**Exercise directions:** Filter the records for lines holding the string "object".

**Raw records:**

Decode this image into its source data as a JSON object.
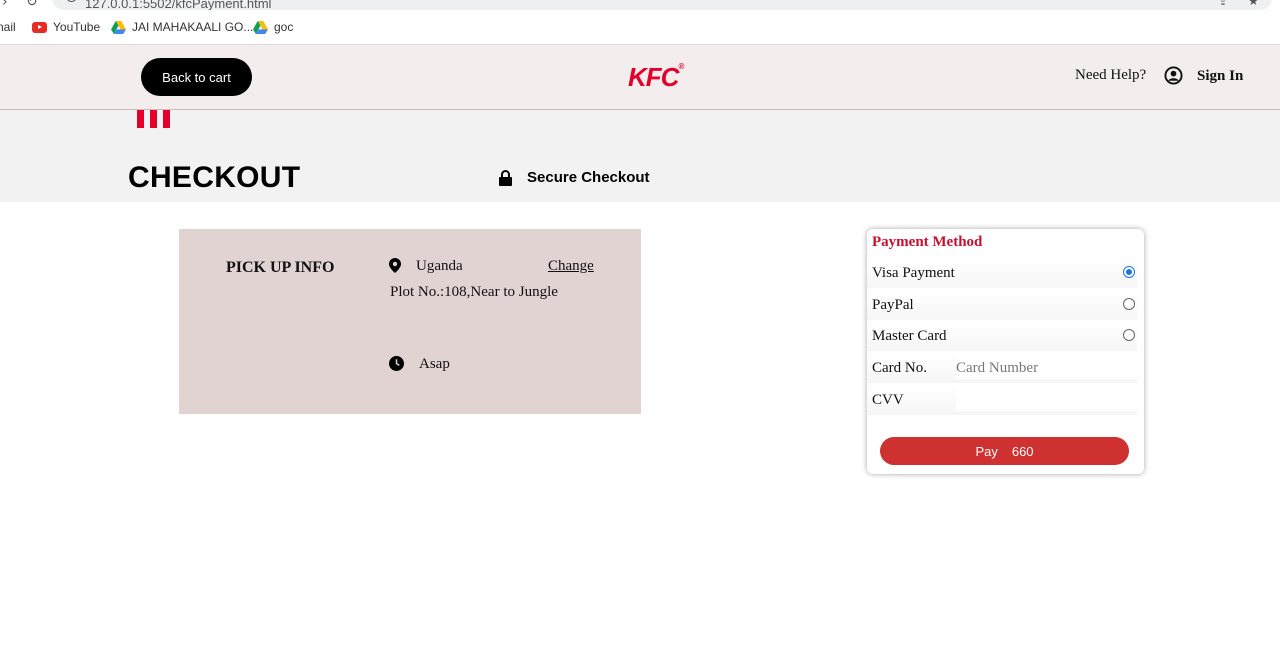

--

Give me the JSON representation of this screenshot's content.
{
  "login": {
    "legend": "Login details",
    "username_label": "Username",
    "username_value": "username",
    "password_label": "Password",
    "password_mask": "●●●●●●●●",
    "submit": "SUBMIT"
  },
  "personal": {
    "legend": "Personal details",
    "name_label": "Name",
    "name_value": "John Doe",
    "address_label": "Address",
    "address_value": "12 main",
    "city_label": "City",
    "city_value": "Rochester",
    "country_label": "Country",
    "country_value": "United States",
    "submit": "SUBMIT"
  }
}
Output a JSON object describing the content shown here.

**Solution to the problem:**
Decode this image into its source data as a JSON object.
Output a JSON object describing the content shown here.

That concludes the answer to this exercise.